[Data items]
##########

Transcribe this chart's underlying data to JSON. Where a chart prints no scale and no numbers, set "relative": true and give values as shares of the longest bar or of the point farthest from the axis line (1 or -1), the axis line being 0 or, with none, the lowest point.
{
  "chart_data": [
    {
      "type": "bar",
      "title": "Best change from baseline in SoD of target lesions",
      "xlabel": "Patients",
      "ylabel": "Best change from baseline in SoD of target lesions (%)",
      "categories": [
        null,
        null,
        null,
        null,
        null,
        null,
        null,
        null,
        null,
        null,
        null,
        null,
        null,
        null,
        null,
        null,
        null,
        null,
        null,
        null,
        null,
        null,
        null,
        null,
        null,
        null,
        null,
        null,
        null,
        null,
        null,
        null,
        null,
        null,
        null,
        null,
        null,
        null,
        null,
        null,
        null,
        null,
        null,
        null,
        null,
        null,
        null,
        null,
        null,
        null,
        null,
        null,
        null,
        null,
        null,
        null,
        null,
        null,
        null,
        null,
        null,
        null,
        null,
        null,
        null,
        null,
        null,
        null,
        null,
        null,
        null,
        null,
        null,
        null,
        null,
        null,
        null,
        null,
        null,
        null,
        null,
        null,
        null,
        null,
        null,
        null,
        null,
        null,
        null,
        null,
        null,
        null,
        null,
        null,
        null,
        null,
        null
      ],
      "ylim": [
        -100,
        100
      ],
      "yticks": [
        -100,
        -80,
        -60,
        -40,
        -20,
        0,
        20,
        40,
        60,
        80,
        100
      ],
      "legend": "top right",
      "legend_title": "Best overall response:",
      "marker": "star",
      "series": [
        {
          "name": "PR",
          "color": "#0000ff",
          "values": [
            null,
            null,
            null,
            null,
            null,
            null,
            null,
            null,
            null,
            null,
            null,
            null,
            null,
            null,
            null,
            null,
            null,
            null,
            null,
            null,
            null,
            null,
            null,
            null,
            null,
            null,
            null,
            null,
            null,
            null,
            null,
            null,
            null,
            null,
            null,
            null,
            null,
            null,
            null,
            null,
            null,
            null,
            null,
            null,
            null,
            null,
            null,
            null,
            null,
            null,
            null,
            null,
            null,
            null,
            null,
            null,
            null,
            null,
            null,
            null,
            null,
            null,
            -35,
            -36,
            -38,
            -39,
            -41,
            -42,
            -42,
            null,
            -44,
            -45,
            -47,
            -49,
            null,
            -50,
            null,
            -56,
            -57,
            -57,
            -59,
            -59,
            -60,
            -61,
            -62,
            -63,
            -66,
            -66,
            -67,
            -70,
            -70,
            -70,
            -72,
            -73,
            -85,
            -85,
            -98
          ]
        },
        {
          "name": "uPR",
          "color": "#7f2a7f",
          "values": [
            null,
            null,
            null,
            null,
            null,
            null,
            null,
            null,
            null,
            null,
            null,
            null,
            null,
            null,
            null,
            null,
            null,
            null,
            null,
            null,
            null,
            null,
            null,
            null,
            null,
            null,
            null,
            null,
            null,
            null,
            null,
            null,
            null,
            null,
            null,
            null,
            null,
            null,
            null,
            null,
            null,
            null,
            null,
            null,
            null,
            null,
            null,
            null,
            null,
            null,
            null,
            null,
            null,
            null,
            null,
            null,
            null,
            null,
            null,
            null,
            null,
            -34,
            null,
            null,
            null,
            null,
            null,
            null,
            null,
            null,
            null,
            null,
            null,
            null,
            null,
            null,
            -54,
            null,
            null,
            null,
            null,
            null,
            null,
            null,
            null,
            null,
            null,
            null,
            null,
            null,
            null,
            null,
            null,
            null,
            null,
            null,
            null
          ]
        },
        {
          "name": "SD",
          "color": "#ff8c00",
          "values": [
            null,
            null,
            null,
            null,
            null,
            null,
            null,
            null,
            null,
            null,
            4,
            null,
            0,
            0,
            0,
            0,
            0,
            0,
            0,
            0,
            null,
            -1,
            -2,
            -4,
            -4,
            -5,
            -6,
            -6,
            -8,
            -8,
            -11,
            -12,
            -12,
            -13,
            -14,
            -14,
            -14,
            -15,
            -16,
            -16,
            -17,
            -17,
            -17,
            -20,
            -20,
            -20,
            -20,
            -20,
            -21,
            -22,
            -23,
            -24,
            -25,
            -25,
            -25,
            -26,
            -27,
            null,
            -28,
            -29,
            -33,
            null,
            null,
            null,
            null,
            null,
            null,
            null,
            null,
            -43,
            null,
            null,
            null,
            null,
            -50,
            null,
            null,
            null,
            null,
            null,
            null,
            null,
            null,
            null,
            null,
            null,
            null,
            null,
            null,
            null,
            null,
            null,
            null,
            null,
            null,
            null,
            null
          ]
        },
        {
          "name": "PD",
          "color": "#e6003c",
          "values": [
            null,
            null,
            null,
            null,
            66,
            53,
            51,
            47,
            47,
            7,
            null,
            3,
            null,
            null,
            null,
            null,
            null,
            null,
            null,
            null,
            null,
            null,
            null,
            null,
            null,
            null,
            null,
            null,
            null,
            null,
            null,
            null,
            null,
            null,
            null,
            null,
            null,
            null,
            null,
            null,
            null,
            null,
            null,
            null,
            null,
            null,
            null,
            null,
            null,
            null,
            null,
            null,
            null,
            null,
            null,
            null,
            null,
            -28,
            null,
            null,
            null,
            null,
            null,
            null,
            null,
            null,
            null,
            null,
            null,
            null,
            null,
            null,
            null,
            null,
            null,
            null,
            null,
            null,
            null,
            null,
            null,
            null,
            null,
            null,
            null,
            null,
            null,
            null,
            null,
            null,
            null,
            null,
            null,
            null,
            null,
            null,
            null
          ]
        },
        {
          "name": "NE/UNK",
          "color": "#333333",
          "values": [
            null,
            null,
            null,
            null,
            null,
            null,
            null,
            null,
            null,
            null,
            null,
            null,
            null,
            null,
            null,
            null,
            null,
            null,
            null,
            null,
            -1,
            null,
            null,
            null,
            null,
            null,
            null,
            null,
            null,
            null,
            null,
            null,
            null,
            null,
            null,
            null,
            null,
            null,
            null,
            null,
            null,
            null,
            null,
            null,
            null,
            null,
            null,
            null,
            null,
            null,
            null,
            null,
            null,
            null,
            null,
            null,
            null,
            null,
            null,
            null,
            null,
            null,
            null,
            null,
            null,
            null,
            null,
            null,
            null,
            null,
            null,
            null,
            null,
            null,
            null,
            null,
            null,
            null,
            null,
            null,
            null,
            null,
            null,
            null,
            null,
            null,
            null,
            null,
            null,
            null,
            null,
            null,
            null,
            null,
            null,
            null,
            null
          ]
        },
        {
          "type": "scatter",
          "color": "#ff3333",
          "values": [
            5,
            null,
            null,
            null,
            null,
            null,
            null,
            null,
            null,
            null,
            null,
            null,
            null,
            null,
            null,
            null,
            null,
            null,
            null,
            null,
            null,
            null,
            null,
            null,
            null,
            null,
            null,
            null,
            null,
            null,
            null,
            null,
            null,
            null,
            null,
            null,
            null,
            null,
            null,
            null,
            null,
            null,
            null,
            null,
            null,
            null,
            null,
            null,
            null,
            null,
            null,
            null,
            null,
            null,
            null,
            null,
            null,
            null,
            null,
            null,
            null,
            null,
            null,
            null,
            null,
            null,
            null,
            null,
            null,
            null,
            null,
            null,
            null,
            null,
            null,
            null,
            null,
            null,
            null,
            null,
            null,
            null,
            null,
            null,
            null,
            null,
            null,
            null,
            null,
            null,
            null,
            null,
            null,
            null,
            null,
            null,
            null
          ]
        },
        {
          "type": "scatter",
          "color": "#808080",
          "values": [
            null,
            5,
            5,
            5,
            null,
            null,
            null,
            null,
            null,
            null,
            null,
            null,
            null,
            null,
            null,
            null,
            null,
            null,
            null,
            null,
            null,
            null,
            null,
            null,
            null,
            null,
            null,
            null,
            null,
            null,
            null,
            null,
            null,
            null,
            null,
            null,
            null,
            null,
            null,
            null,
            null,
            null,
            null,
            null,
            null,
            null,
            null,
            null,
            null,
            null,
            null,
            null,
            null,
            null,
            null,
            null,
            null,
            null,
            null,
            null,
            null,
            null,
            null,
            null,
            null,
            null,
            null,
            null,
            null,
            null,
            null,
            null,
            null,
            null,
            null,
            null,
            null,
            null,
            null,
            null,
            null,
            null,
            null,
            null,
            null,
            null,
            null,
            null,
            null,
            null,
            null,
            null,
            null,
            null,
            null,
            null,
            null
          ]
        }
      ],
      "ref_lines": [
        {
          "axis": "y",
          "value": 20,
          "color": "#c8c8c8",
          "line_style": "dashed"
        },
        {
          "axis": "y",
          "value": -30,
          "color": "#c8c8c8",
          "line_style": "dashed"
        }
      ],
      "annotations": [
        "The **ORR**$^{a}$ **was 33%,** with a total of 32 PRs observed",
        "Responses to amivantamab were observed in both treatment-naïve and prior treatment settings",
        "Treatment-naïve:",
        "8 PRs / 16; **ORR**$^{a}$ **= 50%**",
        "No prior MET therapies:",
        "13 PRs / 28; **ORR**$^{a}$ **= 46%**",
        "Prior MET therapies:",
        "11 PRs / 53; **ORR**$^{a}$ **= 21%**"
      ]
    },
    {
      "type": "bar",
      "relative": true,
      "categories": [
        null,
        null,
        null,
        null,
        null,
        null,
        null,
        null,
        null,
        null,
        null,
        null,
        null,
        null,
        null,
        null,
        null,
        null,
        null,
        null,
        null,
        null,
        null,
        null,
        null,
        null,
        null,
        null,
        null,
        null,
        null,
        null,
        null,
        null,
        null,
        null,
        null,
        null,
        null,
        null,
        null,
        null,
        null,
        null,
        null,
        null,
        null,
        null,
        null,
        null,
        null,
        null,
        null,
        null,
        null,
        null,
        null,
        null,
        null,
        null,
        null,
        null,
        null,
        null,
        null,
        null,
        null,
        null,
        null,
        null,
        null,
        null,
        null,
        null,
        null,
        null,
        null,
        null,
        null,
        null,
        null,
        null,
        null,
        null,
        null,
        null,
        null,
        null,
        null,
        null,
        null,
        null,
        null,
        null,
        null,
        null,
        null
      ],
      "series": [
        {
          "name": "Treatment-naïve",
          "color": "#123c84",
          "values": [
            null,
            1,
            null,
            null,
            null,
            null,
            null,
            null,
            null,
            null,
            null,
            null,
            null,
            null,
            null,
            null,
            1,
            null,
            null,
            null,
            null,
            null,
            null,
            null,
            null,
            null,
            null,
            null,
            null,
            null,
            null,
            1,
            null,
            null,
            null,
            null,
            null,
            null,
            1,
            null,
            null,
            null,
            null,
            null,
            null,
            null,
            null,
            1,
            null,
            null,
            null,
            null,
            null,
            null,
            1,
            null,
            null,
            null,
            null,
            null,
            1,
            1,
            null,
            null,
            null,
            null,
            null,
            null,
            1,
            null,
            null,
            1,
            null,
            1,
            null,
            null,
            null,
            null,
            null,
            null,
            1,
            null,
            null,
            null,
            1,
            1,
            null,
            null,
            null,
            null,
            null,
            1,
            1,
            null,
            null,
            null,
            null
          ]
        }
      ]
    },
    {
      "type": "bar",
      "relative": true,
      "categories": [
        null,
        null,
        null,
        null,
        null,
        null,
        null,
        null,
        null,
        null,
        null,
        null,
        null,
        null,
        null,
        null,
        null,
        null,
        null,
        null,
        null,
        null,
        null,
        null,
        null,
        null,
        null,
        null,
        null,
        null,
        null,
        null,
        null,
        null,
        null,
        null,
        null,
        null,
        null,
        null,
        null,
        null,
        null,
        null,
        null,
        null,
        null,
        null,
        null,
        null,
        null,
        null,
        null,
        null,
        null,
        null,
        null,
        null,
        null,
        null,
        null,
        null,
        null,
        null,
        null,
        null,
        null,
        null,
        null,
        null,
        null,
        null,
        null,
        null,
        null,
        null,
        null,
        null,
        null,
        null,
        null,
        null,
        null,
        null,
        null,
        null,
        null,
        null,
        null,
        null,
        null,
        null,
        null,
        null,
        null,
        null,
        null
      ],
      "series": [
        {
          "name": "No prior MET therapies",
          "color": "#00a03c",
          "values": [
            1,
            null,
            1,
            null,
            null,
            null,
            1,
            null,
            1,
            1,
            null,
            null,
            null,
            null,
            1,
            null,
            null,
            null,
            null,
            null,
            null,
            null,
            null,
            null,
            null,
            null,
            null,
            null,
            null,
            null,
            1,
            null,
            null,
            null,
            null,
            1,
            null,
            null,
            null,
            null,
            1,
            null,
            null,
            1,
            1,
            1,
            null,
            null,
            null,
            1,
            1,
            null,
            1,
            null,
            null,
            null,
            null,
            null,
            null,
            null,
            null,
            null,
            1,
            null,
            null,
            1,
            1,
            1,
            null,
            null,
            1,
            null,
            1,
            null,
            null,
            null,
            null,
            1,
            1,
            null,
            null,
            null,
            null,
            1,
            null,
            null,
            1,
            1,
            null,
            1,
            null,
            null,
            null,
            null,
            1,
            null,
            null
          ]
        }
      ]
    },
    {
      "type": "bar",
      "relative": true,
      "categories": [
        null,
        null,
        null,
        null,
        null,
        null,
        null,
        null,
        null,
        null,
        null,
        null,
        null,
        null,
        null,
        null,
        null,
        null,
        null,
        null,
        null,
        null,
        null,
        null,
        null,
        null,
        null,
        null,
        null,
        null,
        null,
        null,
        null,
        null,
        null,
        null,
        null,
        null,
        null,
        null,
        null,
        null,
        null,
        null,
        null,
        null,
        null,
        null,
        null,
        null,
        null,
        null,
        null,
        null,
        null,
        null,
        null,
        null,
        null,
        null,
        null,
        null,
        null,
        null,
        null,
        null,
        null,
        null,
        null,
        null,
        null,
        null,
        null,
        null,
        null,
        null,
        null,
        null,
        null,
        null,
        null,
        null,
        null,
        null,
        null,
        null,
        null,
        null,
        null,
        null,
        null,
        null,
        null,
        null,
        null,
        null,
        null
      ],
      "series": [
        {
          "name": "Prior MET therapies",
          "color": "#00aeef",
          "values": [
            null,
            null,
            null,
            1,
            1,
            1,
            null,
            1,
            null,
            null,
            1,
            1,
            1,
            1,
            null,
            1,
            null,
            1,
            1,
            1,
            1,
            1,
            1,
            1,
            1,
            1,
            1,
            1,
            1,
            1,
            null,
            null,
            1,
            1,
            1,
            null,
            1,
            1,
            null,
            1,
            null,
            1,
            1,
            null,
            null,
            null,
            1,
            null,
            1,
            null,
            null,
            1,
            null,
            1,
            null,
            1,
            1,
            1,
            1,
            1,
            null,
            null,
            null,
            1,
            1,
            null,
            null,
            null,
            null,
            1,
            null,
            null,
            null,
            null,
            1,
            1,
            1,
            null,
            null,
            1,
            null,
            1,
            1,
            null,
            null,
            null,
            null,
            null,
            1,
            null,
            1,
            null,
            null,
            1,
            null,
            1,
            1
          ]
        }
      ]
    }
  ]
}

##########

### What this task involves
Reproduce every line from the entries that holds the word "naïve".

### Answer for the task
        "Responses to amivantamab were observed in both treatment-naïve and prior treatment settings",
        "Treatment-naïve:",
          "name": "Treatment-naïve",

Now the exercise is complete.